§ **Given problem**
Keep the wording of each record exactly the same when you repeat it, and leave out pictures.

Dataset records
◆ ◆ ◆ ◆
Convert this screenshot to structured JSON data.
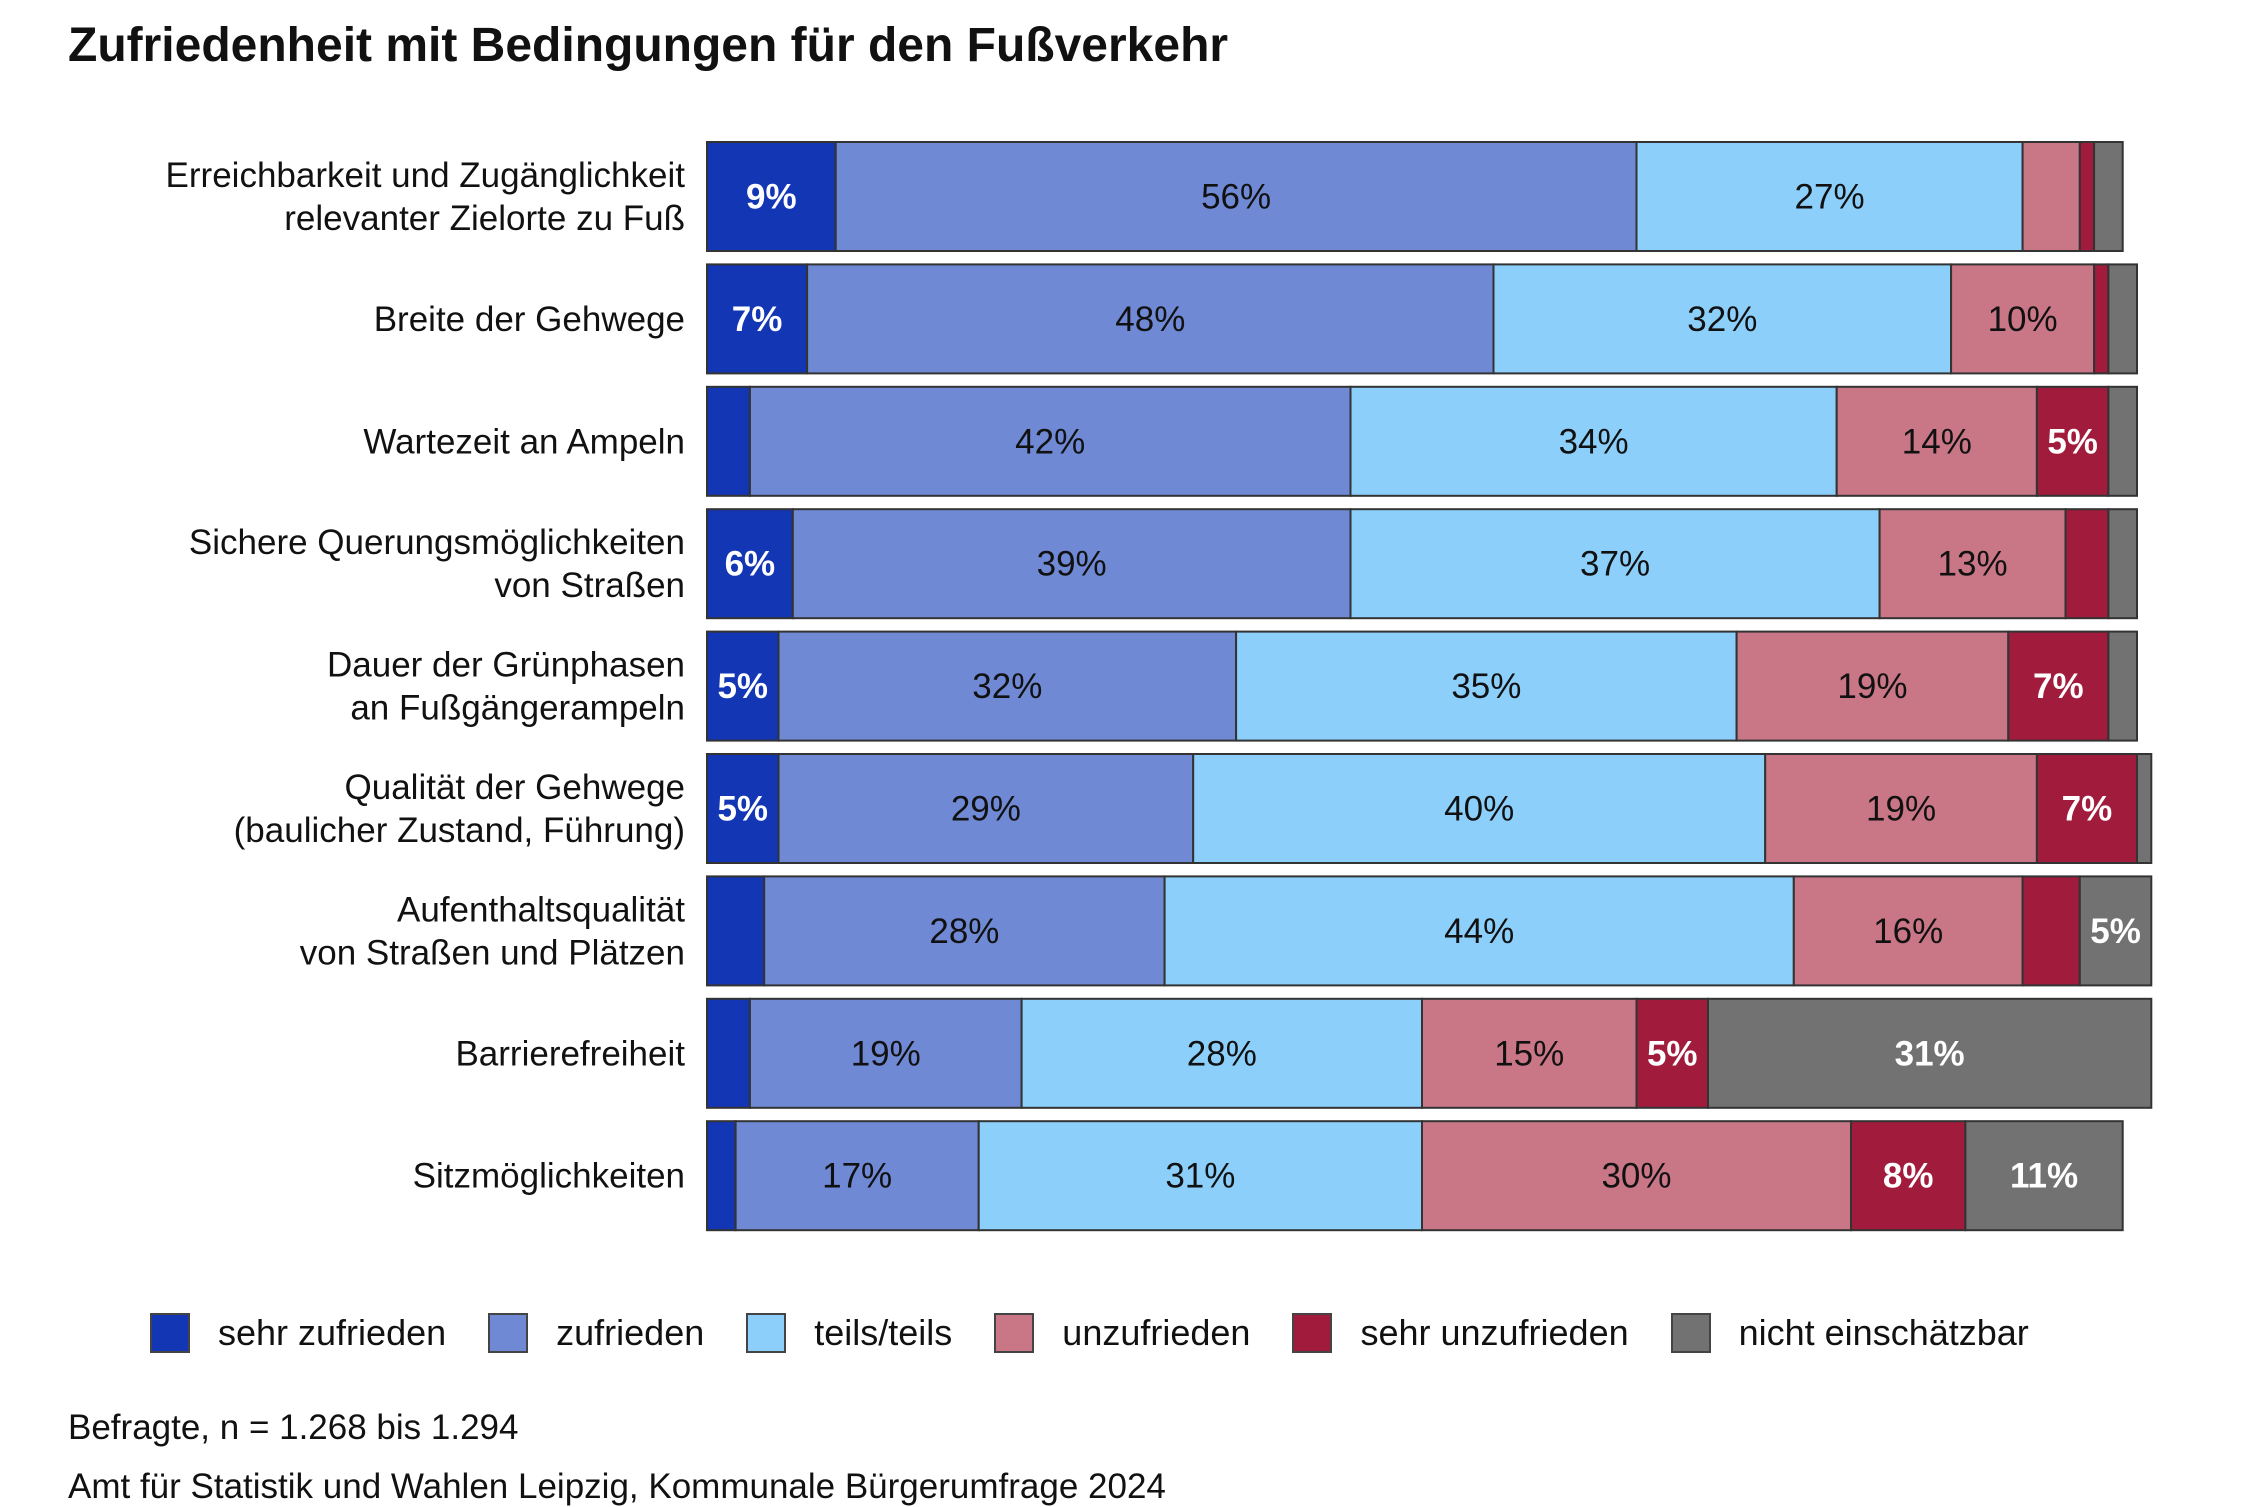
{
  "title": "Zufriedenheit mit Bedingungen für den Fußverkehr",
  "chart_data": {
    "type": "bar",
    "orientation": "horizontal",
    "stacked": true,
    "title": "Zufriedenheit mit Bedingungen für den Fußverkehr",
    "xlim": [
      0,
      100
    ],
    "categories": [
      [
        "Erreichbarkeit und Zugänglichkeit",
        "relevanter Zielorte zu Fuß"
      ],
      [
        "Breite der Gehwege"
      ],
      [
        "Wartezeit an Ampeln"
      ],
      [
        "Sichere Querungsmöglichkeiten",
        "von Straßen"
      ],
      [
        "Dauer der Grünphasen",
        "an Fußgängerampeln"
      ],
      [
        "Qualität der Gehwege",
        "(baulicher Zustand, Führung)"
      ],
      [
        "Aufenthaltsqualität",
        "von Straßen und Plätzen"
      ],
      [
        "Barrierefreiheit"
      ],
      [
        "Sitzmöglichkeiten"
      ]
    ],
    "series": [
      {
        "name": "sehr zufrieden",
        "color": "#1336b5",
        "text": "#ffffff",
        "values": [
          9,
          7,
          3,
          6,
          5,
          5,
          4,
          3,
          2
        ]
      },
      {
        "name": "zufrieden",
        "color": "#6f89d5",
        "text": "#111111",
        "values": [
          56,
          48,
          42,
          39,
          32,
          29,
          28,
          19,
          17
        ]
      },
      {
        "name": "teils/teils",
        "color": "#8ccffb",
        "text": "#111111",
        "values": [
          27,
          32,
          34,
          37,
          35,
          40,
          44,
          28,
          31
        ]
      },
      {
        "name": "unzufrieden",
        "color": "#c97787",
        "text": "#111111",
        "values": [
          4,
          10,
          14,
          13,
          19,
          19,
          16,
          15,
          30
        ]
      },
      {
        "name": "sehr unzufrieden",
        "color": "#a11b3c",
        "text": "#ffffff",
        "values": [
          1,
          1,
          5,
          3,
          7,
          7,
          4,
          5,
          8
        ]
      },
      {
        "name": "nicht einschätzbar",
        "color": "#727272",
        "text": "#ffffff",
        "values": [
          2,
          2,
          2,
          2,
          2,
          1,
          5,
          31,
          11
        ]
      }
    ],
    "label_threshold": 5,
    "legend_position": "bottom"
  },
  "footer": {
    "respondents": "Befragte, n = 1.268 bis 1.294",
    "source": "Amt für Statistik und Wahlen Leipzig, Kommunale Bürgerumfrage 2024"
  }
}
◆ ◆ ◆ ◆
§ **The solution**
Convert this screenshot to structured JSON data.
{
  "title": "Zufriedenheit mit Bedingungen für den Fußverkehr",
  "chart_data": {
    "type": "bar",
    "orientation": "horizontal",
    "stacked": true,
    "title": "Zufriedenheit mit Bedingungen für den Fußverkehr",
    "xlim": [
      0,
      100
    ],
    "categories": [
      [
        "Erreichbarkeit und Zugänglichkeit",
        "relevanter Zielorte zu Fuß"
      ],
      [
        "Breite der Gehwege"
      ],
      [
        "Wartezeit an Ampeln"
      ],
      [
        "Sichere Querungsmöglichkeiten",
        "von Straßen"
      ],
      [
        "Dauer der Grünphasen",
        "an Fußgängerampeln"
      ],
      [
        "Qualität der Gehwege",
        "(baulicher Zustand, Führung)"
      ],
      [
        "Aufenthaltsqualität",
        "von Straßen und Plätzen"
      ],
      [
        "Barrierefreiheit"
      ],
      [
        "Sitzmöglichkeiten"
      ]
    ],
    "series": [
      {
        "name": "sehr zufrieden",
        "color": "#1336b5",
        "text": "#ffffff",
        "values": [
          9,
          7,
          3,
          6,
          5,
          5,
          4,
          3,
          2
        ]
      },
      {
        "name": "zufrieden",
        "color": "#6f89d5",
        "text": "#111111",
        "values": [
          56,
          48,
          42,
          39,
          32,
          29,
          28,
          19,
          17
        ]
      },
      {
        "name": "teils/teils",
        "color": "#8ccffb",
        "text": "#111111",
        "values": [
          27,
          32,
          34,
          37,
          35,
          40,
          44,
          28,
          31
        ]
      },
      {
        "name": "unzufrieden",
        "color": "#c97787",
        "text": "#111111",
        "values": [
          4,
          10,
          14,
          13,
          19,
          19,
          16,
          15,
          30
        ]
      },
      {
        "name": "sehr unzufrieden",
        "color": "#a11b3c",
        "text": "#ffffff",
        "values": [
          1,
          1,
          5,
          3,
          7,
          7,
          4,
          5,
          8
        ]
      },
      {
        "name": "nicht einschätzbar",
        "color": "#727272",
        "text": "#ffffff",
        "values": [
          2,
          2,
          2,
          2,
          2,
          1,
          5,
          31,
          11
        ]
      }
    ],
    "label_threshold": 5,
    "legend_position": "bottom"
  },
  "footer": {
    "respondents": "Befragte, n = 1.268 bis 1.294",
    "source": "Amt für Statistik und Wahlen Leipzig, Kommunale Bürgerumfrage 2024"
  }
}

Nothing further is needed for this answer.